> Exercise input
-- Start --
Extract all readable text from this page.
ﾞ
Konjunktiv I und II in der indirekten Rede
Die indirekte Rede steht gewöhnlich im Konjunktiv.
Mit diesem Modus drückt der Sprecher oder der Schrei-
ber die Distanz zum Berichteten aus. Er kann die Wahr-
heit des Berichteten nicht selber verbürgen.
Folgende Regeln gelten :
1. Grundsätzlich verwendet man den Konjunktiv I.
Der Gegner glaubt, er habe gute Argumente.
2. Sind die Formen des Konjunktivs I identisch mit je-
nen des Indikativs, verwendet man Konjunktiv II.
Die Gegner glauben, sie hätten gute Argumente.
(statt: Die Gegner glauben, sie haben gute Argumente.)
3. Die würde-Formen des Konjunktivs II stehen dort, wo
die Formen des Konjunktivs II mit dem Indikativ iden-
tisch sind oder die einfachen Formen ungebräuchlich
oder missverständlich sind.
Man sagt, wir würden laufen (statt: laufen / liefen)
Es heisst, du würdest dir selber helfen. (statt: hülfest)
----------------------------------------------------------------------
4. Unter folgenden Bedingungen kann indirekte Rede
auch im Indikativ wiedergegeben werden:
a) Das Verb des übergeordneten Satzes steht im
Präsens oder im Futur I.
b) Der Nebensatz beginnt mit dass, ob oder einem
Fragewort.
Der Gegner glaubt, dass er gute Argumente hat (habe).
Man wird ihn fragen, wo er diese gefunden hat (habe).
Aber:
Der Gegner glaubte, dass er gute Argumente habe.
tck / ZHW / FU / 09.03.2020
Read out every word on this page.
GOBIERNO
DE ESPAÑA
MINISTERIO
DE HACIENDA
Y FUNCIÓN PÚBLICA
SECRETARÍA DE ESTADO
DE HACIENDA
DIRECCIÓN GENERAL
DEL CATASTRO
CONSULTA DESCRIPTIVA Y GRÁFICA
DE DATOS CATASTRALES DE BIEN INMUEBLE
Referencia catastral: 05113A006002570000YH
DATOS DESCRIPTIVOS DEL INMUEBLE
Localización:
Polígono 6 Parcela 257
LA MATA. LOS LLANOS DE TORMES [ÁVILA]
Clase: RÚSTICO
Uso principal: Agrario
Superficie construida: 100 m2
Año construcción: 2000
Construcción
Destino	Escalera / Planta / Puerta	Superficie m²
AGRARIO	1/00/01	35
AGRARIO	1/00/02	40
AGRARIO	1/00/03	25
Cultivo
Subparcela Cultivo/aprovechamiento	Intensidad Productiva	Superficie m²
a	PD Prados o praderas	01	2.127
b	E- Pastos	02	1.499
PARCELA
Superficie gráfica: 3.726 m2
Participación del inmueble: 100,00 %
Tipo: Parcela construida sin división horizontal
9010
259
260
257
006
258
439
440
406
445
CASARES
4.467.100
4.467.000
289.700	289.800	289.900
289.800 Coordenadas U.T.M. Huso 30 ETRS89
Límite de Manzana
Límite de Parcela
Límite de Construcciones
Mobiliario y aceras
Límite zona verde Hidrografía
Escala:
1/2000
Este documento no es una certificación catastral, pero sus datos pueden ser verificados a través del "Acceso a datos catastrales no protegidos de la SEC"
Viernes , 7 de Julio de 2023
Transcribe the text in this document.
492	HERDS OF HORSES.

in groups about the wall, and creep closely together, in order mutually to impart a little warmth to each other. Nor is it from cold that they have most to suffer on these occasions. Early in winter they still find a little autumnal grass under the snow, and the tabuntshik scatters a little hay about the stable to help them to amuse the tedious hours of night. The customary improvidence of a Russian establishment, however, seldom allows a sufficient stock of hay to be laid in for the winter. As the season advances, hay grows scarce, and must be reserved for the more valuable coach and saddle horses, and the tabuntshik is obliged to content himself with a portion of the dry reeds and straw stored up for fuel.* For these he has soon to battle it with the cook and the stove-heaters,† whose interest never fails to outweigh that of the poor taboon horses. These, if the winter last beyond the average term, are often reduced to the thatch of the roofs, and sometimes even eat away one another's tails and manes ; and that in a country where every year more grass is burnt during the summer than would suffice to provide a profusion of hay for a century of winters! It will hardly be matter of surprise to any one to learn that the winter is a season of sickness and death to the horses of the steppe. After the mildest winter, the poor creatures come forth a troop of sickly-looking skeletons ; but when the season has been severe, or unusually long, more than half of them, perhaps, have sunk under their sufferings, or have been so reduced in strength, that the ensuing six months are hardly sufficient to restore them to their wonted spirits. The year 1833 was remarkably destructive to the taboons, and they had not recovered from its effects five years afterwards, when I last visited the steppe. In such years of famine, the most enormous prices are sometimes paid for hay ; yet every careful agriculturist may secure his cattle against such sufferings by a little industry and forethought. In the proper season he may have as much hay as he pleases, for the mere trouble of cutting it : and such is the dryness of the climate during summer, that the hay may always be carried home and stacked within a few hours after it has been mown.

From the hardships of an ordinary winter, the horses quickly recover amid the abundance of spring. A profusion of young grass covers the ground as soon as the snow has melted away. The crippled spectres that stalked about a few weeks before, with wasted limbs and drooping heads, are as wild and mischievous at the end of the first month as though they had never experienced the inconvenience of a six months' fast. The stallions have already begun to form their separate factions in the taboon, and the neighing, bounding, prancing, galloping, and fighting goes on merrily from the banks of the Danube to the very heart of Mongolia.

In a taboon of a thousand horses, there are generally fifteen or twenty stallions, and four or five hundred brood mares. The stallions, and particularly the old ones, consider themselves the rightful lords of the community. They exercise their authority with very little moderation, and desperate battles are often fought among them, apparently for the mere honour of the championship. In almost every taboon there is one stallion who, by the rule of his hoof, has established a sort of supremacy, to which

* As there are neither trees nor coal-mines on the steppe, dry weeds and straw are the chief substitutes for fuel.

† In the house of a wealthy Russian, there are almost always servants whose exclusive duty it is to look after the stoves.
-- End --
> Instructions to follow
Write the material out again word for word.

> Complete response
Extract all readable text from this page.
ﾞ
Konjunktiv I und II in der indirekten Rede
Die indirekte Rede steht gewöhnlich im Konjunktiv.
Mit diesem Modus drückt der Sprecher oder der Schrei-
ber die Distanz zum Berichteten aus. Er kann die Wahr-
heit des Berichteten nicht selber verbürgen.
Folgende Regeln gelten :
1. Grundsätzlich verwendet man den Konjunktiv I.
Der Gegner glaubt, er habe gute Argumente.
2. Sind die Formen des Konjunktivs I identisch mit je-
nen des Indikativs, verwendet man Konjunktiv II.
Die Gegner glauben, sie hätten gute Argumente.
(statt: Die Gegner glauben, sie haben gute Argumente.)
3. Die würde-Formen des Konjunktivs II stehen dort, wo
die Formen des Konjunktivs II mit dem Indikativ iden-
tisch sind oder die einfachen Formen ungebräuchlich
oder missverständlich sind.
Man sagt, wir würden laufen (statt: laufen / liefen)
Es heisst, du würdest dir selber helfen. (statt: hülfest)
----------------------------------------------------------------------
4. Unter folgenden Bedingungen kann indirekte Rede
auch im Indikativ wiedergegeben werden:
a) Das Verb des übergeordneten Satzes steht im
Präsens oder im Futur I.
b) Der Nebensatz beginnt mit dass, ob oder einem
Fragewort.
Der Gegner glaubt, dass er gute Argumente hat (habe).
Man wird ihn fragen, wo er diese gefunden hat (habe).
Aber:
Der Gegner glaubte, dass er gute Argumente habe.
tck / ZHW / FU / 09.03.2020
Read out every word on this page.
GOBIERNO
DE ESPAÑA
MINISTERIO
DE HACIENDA
Y FUNCIÓN PÚBLICA
SECRETARÍA DE ESTADO
DE HACIENDA
DIRECCIÓN GENERAL
DEL CATASTRO
CONSULTA DESCRIPTIVA Y GRÁFICA
DE DATOS CATASTRALES DE BIEN INMUEBLE
Referencia catastral: 05113A006002570000YH
DATOS DESCRIPTIVOS DEL INMUEBLE
Localización:
Polígono 6 Parcela 257
LA MATA. LOS LLANOS DE TORMES [ÁVILA]
Clase: RÚSTICO
Uso principal: Agrario
Superficie construida: 100 m2
Año construcción: 2000
Construcción
Destino	Escalera / Planta / Puerta	Superficie m²
AGRARIO	1/00/01	35
AGRARIO	1/00/02	40
AGRARIO	1/00/03	25
Cultivo
Subparcela Cultivo/aprovechamiento	Intensidad Productiva	Superficie m²
a	PD Prados o praderas	01	2.127
b	E- Pastos	02	1.499
PARCELA
Superficie gráfica: 3.726 m2
Participación del inmueble: 100,00 %
Tipo: Parcela construida sin división horizontal
9010
259
260
257
006
258
439
440
406
445
CASARES
4.467.100
4.467.000
289.700	289.800	289.900
289.800 Coordenadas U.T.M. Huso 30 ETRS89
Límite de Manzana
Límite de Parcela
Límite de Construcciones
Mobiliario y aceras
Límite zona verde Hidrografía
Escala:
1/2000
Este documento no es una certificación catastral, pero sus datos pueden ser verificados a través del "Acceso a datos catastrales no protegidos de la SEC"
Viernes , 7 de Julio de 2023
Transcribe the text in this document.
492	HERDS OF HORSES.

in groups about the wall, and creep closely together, in order mutually to impart a little warmth to each other. Nor is it from cold that they have most to suffer on these occasions. Early in winter they still find a little autumnal grass under the snow, and the tabuntshik scatters a little hay about the stable to help them to amuse the tedious hours of night. The customary improvidence of a Russian establishment, however, seldom allows a sufficient stock of hay to be laid in for the winter. As the season advances, hay grows scarce, and must be reserved for the more valuable coach and saddle horses, and the tabuntshik is obliged to content himself with a portion of the dry reeds and straw stored up for fuel.* For these he has soon to battle it with the cook and the stove-heaters,† whose interest never fails to outweigh that of the poor taboon horses. These, if the winter last beyond the average term, are often reduced to the thatch of the roofs, and sometimes even eat away one another's tails and manes ; and that in a country where every year more grass is burnt during the summer than would suffice to provide a profusion of hay for a century of winters! It will hardly be matter of surprise to any one to learn that the winter is a season of sickness and death to the horses of the steppe. After the mildest winter, the poor creatures come forth a troop of sickly-looking skeletons ; but when the season has been severe, or unusually long, more than half of them, perhaps, have sunk under their sufferings, or have been so reduced in strength, that the ensuing six months are hardly sufficient to restore them to their wonted spirits. The year 1833 was remarkably destructive to the taboons, and they had not recovered from its effects five years afterwards, when I last visited the steppe. In such years of famine, the most enormous prices are sometimes paid for hay ; yet every careful agriculturist may secure his cattle against such sufferings by a little industry and forethought. In the proper season he may have as much hay as he pleases, for the mere trouble of cutting it : and such is the dryness of the climate during summer, that the hay may always be carried home and stacked within a few hours after it has been mown.

From the hardships of an ordinary winter, the horses quickly recover amid the abundance of spring. A profusion of young grass covers the ground as soon as the snow has melted away. The crippled spectres that stalked about a few weeks before, with wasted limbs and drooping heads, are as wild and mischievous at the end of the first month as though they had never experienced the inconvenience of a six months' fast. The stallions have already begun to form their separate factions in the taboon, and the neighing, bounding, prancing, galloping, and fighting goes on merrily from the banks of the Danube to the very heart of Mongolia.

In a taboon of a thousand horses, there are generally fifteen or twenty stallions, and four or five hundred brood mares. The stallions, and particularly the old ones, consider themselves the rightful lords of the community. They exercise their authority with very little moderation, and desperate battles are often fought among them, apparently for the mere honour of the championship. In almost every taboon there is one stallion who, by the rule of his hoof, has established a sort of supremacy, to which

* As there are neither trees nor coal-mines on the steppe, dry weeds and straw are the chief substitutes for fuel.

† In the house of a wealthy Russian, there are almost always servants whose exclusive duty it is to look after the stoves.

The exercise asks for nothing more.